▸ **Exercise aim**
Among the entries, which lines carry the string "Intangibles"? Copy each of them.

▸ **Provided information**

━━━━━━━━

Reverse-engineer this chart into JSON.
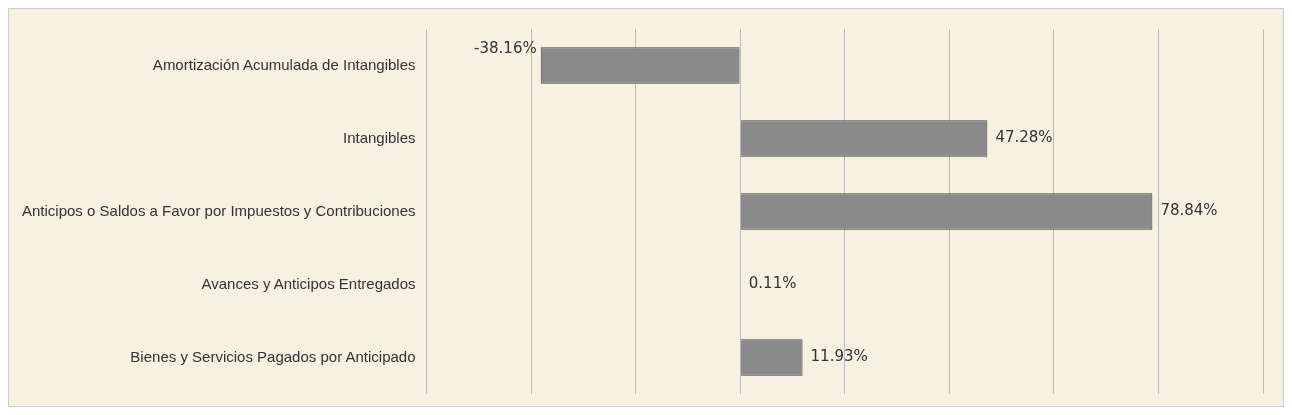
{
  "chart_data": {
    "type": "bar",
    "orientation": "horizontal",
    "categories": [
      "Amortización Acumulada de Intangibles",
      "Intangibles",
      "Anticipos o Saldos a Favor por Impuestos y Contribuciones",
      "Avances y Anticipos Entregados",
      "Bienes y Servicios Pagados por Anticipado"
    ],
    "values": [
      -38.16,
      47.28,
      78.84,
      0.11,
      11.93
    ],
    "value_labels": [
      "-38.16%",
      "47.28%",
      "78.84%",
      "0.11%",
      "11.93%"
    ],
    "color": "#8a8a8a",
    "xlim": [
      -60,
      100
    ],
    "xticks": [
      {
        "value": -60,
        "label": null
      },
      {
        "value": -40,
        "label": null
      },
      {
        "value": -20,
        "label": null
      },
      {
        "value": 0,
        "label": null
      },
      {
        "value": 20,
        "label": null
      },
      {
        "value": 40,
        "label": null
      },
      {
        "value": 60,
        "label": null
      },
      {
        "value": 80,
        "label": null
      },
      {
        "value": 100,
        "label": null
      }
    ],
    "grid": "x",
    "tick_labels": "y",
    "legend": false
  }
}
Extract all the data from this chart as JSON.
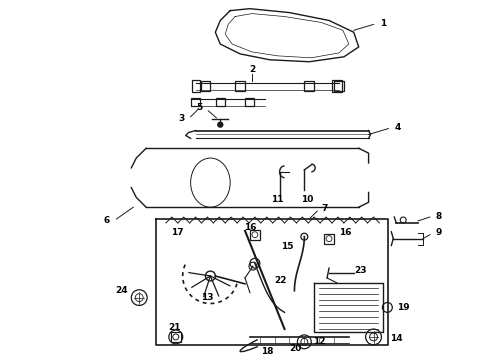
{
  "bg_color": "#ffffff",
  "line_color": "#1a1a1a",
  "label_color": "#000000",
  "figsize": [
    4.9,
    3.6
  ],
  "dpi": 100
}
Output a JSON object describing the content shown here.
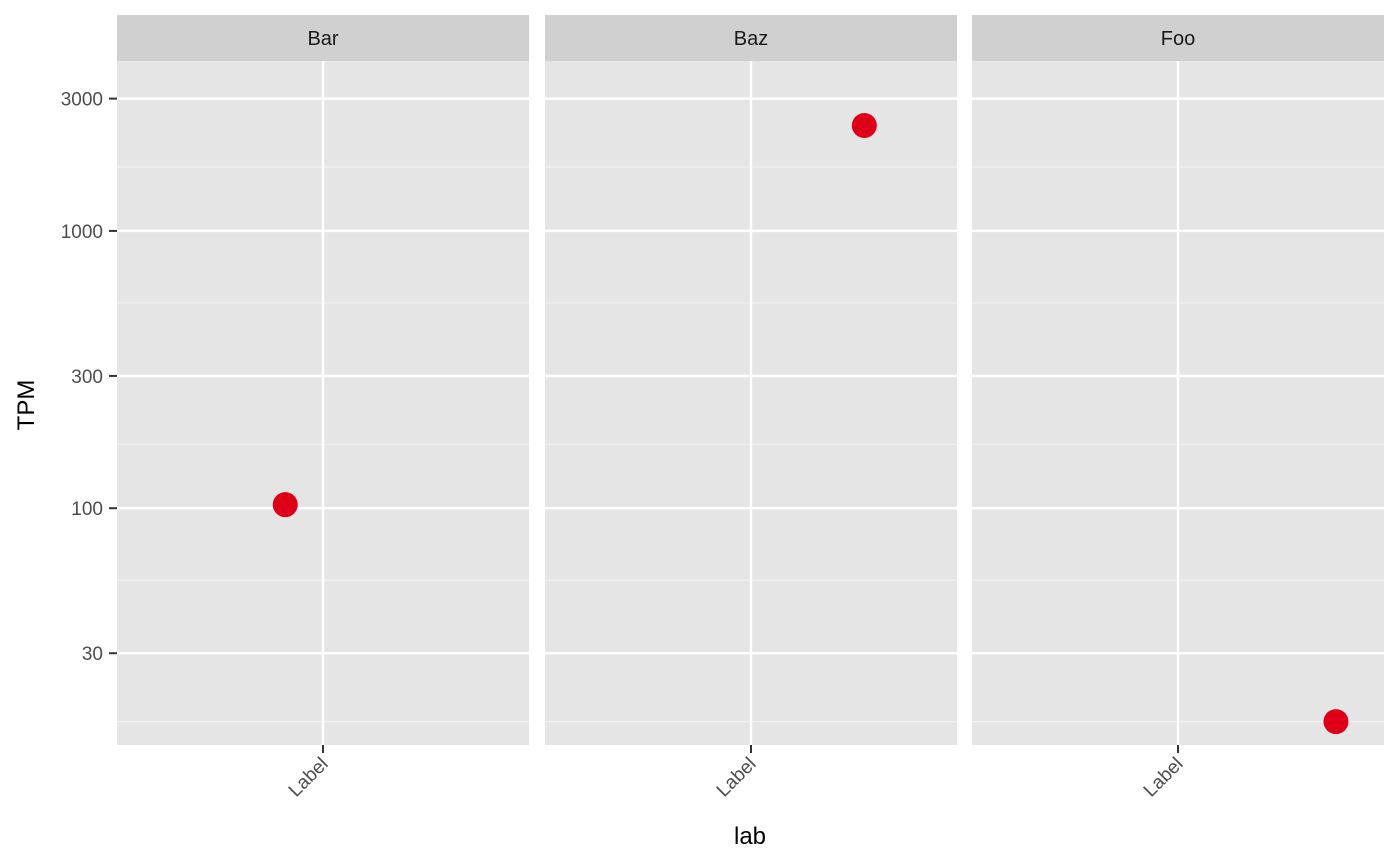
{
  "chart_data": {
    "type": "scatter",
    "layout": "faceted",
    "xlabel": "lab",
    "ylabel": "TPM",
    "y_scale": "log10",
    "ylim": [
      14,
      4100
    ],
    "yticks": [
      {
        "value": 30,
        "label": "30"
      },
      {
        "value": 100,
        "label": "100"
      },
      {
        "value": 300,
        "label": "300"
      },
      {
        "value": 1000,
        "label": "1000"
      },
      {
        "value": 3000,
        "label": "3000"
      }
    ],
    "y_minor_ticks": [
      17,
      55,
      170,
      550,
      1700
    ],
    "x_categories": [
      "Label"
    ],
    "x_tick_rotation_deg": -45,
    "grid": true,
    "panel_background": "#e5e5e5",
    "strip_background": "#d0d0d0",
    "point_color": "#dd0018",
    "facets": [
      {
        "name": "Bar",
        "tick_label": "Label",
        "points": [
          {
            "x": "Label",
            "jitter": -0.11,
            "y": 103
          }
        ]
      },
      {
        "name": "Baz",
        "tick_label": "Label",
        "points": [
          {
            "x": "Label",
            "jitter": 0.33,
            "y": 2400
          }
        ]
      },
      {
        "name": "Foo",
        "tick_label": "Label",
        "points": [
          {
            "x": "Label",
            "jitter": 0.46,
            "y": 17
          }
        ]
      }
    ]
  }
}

━━━━━━━━

▸ **Result below**
      "Amortización Acumulada de Intangibles",
      "Intangibles",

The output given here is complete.